> _PROBLEM TO WORK ON_
Filter the records below down to lines containing "bằng".

== MATERIAL ==

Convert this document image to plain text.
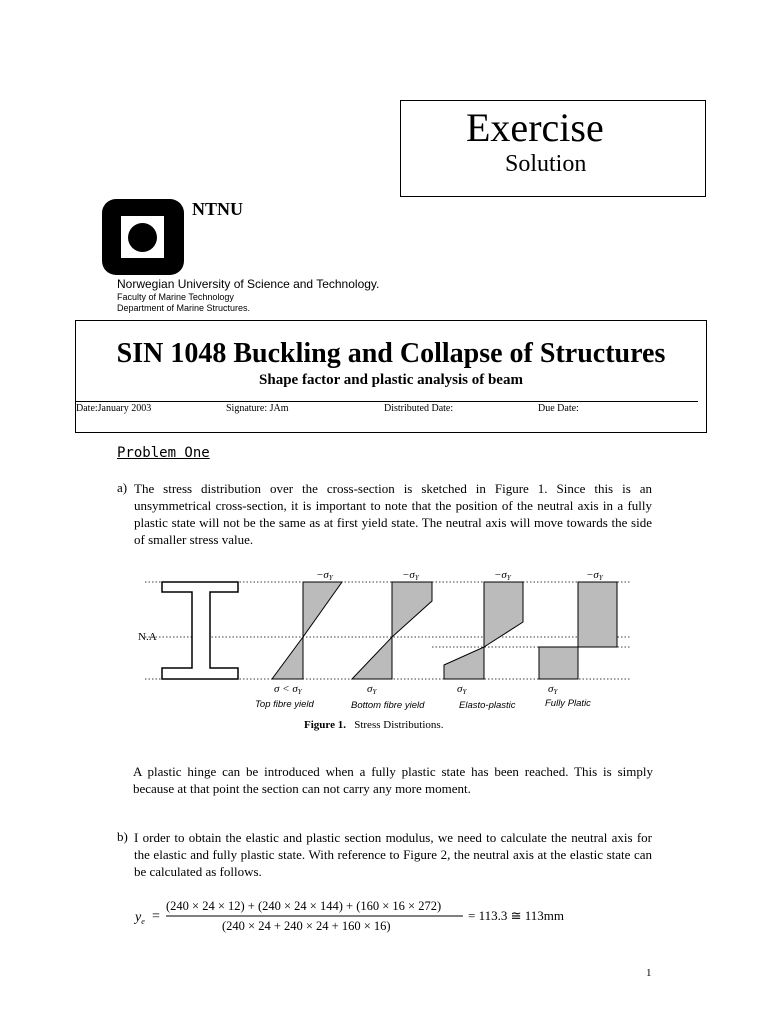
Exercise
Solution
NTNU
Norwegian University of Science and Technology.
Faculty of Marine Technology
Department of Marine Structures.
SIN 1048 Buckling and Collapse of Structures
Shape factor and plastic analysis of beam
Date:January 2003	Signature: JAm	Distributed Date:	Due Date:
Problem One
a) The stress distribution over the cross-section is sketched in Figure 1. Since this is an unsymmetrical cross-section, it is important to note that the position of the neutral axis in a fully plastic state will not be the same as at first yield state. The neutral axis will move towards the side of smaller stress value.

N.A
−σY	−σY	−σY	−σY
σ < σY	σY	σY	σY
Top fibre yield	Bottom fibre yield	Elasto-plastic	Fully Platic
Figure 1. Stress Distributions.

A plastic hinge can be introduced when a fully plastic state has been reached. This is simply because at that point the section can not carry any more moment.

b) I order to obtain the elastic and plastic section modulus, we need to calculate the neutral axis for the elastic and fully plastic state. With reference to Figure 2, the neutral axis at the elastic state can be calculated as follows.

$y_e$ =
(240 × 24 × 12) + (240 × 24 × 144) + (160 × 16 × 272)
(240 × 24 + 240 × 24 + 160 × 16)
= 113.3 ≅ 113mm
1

===
== MATERIAL ==

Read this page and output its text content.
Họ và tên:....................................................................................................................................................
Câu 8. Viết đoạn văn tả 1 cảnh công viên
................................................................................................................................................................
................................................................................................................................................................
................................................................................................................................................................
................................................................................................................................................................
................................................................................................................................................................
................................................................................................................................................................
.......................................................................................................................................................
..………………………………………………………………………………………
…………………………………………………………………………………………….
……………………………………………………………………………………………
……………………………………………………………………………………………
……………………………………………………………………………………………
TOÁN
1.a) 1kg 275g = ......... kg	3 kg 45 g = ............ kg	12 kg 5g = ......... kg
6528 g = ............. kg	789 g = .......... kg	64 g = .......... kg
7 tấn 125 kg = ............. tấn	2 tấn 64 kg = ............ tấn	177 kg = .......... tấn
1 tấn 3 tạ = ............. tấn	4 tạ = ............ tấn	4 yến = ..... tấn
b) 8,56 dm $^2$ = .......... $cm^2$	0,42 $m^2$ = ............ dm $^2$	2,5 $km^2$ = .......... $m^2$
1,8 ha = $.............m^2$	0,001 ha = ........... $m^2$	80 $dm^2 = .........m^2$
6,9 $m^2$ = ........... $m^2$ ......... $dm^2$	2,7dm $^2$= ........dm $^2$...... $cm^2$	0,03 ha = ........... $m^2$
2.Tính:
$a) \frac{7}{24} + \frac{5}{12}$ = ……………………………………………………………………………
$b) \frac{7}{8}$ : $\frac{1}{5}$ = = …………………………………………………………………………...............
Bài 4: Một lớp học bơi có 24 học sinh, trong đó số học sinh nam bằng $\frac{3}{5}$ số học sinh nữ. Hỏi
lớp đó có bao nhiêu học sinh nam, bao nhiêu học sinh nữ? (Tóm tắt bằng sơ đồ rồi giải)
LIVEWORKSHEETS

===

> _RESPONSE TO THE TASK_
Bài 4: Một lớp học bơi có 24 học sinh, trong đó số học sinh nam bằng $\frac{3}{5}$ số học sinh nữ. Hỏi
lớp đó có bao nhiêu học sinh nam, bao nhiêu học sinh nữ? (Tóm tắt bằng sơ đồ rồi giải)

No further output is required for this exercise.